→ **GIVEN INSTRUCTION**
Identify the lines that contain the word "this", then copy them.

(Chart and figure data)
>> begin

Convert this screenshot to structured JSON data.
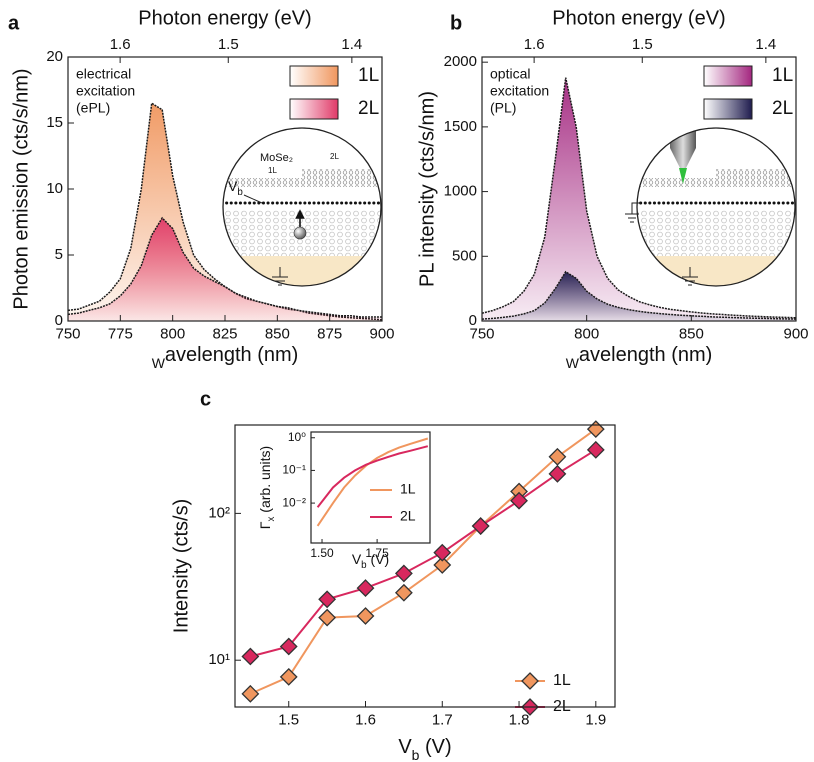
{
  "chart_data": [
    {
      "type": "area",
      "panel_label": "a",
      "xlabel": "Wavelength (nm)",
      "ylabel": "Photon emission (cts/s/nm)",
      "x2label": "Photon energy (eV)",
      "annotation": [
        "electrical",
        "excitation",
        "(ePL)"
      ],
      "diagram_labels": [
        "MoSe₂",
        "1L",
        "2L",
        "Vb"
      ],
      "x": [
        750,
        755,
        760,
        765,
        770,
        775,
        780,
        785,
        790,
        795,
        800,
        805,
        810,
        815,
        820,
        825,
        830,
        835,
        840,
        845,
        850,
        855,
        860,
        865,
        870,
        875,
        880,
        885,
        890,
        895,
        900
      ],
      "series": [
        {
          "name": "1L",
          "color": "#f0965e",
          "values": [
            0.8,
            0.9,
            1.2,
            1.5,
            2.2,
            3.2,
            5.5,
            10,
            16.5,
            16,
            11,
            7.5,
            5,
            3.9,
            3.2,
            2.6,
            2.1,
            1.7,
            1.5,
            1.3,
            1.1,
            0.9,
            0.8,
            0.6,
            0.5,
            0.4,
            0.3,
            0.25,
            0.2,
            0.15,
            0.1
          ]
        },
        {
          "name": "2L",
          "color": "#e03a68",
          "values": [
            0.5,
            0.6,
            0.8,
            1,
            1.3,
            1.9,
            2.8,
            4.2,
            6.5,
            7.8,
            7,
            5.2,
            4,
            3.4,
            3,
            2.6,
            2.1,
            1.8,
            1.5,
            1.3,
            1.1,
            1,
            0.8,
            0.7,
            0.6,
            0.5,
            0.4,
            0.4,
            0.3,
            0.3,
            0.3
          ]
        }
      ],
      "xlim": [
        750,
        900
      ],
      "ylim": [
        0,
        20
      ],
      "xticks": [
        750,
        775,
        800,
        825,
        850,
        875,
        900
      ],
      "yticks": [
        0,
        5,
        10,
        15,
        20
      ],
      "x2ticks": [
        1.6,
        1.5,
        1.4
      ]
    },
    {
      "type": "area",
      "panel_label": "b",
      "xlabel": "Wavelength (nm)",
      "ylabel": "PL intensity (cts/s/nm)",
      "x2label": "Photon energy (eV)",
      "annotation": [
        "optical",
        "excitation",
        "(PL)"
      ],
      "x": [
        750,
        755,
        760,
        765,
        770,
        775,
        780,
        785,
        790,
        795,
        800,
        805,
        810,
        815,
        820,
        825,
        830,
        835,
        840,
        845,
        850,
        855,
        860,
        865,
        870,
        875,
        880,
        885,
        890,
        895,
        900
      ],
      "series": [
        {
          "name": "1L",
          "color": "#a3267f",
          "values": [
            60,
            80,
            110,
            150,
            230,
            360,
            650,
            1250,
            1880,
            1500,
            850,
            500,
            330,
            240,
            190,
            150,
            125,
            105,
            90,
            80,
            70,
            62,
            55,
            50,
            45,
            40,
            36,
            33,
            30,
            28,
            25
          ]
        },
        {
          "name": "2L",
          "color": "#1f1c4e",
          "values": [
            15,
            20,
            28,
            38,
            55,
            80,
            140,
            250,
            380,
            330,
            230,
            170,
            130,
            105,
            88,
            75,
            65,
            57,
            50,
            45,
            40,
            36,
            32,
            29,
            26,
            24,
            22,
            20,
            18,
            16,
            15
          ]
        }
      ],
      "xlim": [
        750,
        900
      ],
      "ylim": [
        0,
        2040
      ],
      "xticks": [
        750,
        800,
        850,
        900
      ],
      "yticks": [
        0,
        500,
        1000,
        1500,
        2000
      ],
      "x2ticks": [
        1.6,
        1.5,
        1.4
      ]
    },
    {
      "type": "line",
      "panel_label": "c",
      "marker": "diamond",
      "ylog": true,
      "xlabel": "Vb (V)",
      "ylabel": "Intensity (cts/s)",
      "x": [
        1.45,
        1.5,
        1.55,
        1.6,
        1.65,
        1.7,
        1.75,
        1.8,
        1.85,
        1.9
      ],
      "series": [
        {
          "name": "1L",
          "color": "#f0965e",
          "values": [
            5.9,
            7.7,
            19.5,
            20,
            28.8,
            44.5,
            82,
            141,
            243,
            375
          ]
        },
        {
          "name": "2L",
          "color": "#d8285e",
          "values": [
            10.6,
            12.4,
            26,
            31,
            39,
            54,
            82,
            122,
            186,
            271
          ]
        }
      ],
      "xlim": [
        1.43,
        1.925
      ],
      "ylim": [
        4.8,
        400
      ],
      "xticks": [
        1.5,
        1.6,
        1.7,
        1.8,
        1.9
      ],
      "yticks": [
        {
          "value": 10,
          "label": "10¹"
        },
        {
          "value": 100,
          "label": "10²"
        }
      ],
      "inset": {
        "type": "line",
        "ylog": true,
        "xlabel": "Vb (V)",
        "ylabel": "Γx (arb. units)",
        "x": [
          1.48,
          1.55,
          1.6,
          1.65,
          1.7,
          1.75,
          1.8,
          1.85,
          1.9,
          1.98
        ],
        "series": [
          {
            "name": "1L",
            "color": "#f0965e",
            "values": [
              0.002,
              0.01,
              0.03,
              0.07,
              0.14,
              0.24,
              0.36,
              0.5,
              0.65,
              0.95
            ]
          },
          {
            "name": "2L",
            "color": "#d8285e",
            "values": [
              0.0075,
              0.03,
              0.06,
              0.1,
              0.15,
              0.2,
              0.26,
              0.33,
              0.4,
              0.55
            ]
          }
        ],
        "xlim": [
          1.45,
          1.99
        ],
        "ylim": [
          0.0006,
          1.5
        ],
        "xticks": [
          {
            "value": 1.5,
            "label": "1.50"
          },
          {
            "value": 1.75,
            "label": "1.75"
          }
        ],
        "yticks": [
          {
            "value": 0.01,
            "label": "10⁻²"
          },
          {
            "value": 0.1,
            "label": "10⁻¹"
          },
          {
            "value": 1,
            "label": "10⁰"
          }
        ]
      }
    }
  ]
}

>> end
>> begin

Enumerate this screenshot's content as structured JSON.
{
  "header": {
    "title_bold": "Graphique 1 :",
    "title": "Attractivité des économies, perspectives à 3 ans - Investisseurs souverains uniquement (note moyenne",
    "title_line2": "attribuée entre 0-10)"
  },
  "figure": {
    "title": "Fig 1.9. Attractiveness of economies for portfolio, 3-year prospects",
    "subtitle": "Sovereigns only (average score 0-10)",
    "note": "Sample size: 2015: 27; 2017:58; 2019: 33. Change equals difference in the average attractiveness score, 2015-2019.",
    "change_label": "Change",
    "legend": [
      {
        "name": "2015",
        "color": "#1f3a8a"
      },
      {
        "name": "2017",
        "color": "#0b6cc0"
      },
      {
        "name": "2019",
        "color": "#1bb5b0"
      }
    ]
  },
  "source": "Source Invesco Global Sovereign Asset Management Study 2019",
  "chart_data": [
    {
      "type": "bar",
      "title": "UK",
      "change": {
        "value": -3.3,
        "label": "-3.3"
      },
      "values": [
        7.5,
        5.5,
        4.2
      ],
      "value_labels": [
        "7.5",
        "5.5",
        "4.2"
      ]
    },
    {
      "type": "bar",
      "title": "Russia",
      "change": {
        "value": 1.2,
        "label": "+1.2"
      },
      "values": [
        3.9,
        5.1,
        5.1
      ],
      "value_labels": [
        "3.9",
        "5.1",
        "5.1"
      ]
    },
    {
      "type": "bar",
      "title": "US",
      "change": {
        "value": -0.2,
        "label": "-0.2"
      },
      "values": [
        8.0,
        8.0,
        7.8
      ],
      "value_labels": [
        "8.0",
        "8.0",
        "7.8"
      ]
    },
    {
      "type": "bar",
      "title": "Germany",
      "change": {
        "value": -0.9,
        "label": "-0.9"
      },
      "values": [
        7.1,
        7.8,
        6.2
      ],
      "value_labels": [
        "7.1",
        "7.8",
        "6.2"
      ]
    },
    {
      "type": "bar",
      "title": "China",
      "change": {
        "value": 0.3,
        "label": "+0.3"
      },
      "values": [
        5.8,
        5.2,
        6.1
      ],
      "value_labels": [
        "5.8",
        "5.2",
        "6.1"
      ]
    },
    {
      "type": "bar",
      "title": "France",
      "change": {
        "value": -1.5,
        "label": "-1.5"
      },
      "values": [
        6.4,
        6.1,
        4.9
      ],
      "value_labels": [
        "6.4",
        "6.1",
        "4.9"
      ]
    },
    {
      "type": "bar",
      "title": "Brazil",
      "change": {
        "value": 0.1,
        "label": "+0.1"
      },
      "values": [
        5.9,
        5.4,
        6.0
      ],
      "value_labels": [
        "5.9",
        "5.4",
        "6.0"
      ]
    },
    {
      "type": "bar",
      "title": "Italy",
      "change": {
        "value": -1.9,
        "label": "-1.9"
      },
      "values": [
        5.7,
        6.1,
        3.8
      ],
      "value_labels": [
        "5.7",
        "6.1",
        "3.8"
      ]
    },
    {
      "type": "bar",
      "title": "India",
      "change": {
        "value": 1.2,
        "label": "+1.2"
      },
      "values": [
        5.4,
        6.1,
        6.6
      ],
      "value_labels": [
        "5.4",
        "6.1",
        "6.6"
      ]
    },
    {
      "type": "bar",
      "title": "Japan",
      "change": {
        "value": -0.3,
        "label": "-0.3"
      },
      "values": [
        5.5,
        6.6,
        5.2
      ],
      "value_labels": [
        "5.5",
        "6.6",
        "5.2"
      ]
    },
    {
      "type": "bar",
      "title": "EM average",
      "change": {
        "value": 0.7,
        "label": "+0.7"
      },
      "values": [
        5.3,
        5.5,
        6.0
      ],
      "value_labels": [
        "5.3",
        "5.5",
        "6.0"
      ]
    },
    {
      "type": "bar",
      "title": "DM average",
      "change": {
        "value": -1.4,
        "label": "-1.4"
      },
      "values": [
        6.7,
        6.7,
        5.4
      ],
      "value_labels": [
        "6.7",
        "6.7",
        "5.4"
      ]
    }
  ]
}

>> end
>> begin

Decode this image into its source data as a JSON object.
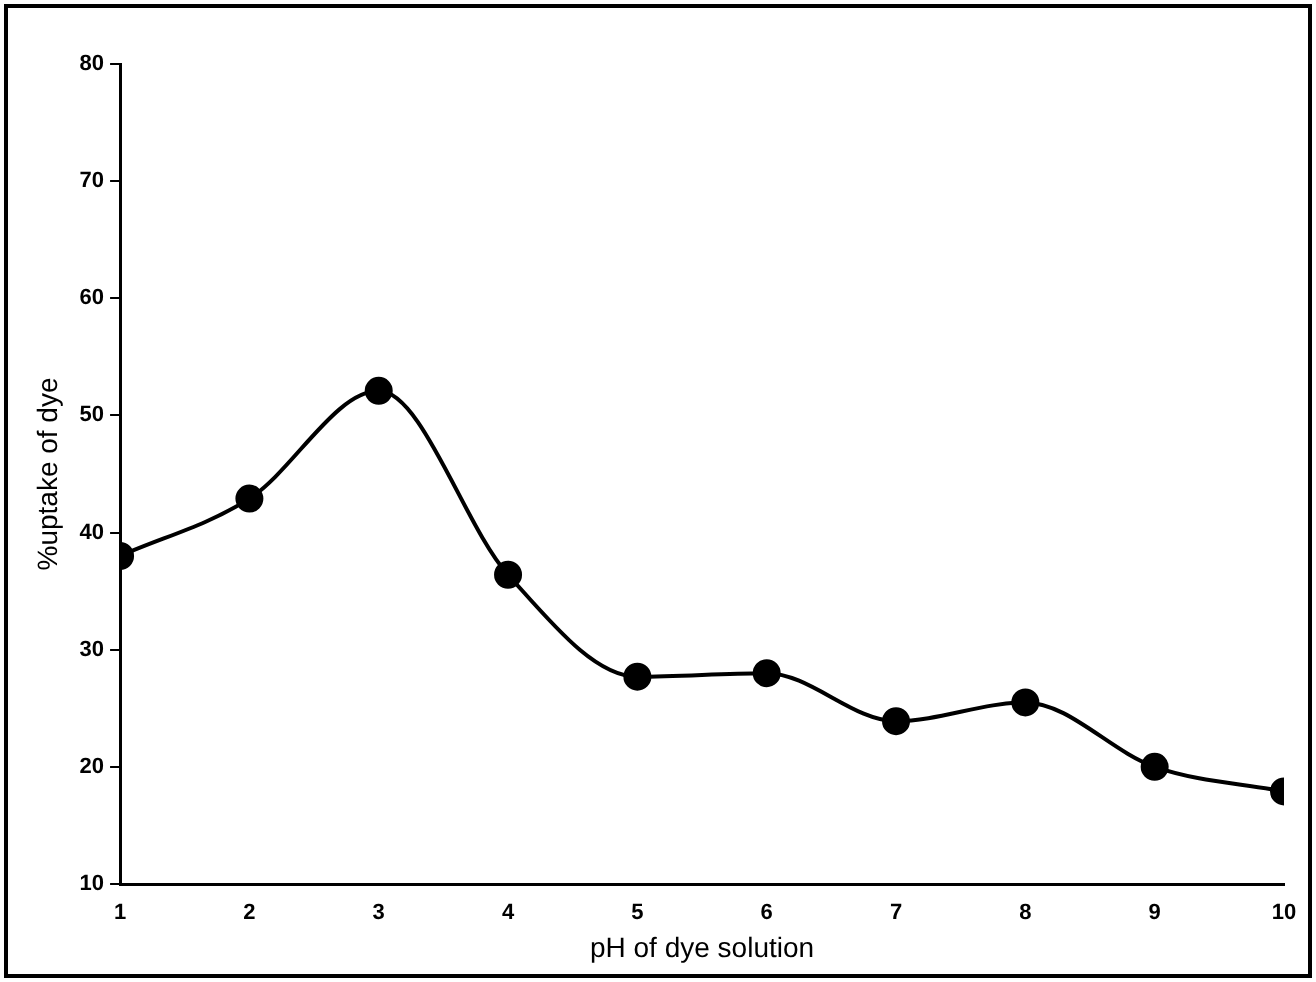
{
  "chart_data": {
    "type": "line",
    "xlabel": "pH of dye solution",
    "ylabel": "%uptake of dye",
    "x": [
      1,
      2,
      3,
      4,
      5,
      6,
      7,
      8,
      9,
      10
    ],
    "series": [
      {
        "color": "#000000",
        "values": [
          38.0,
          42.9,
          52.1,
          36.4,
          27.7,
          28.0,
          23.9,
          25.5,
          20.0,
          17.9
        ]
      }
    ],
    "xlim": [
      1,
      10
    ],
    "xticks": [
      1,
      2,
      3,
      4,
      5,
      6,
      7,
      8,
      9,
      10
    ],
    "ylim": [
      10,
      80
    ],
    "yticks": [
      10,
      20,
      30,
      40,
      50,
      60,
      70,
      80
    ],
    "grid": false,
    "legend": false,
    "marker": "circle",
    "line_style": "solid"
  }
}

>> end

→ **TASK RESULT**
Convert this screenshot to structured JSON data.
Enumerate this screenshot's content as structured JSON.
Decode this image into its source data as a JSON object.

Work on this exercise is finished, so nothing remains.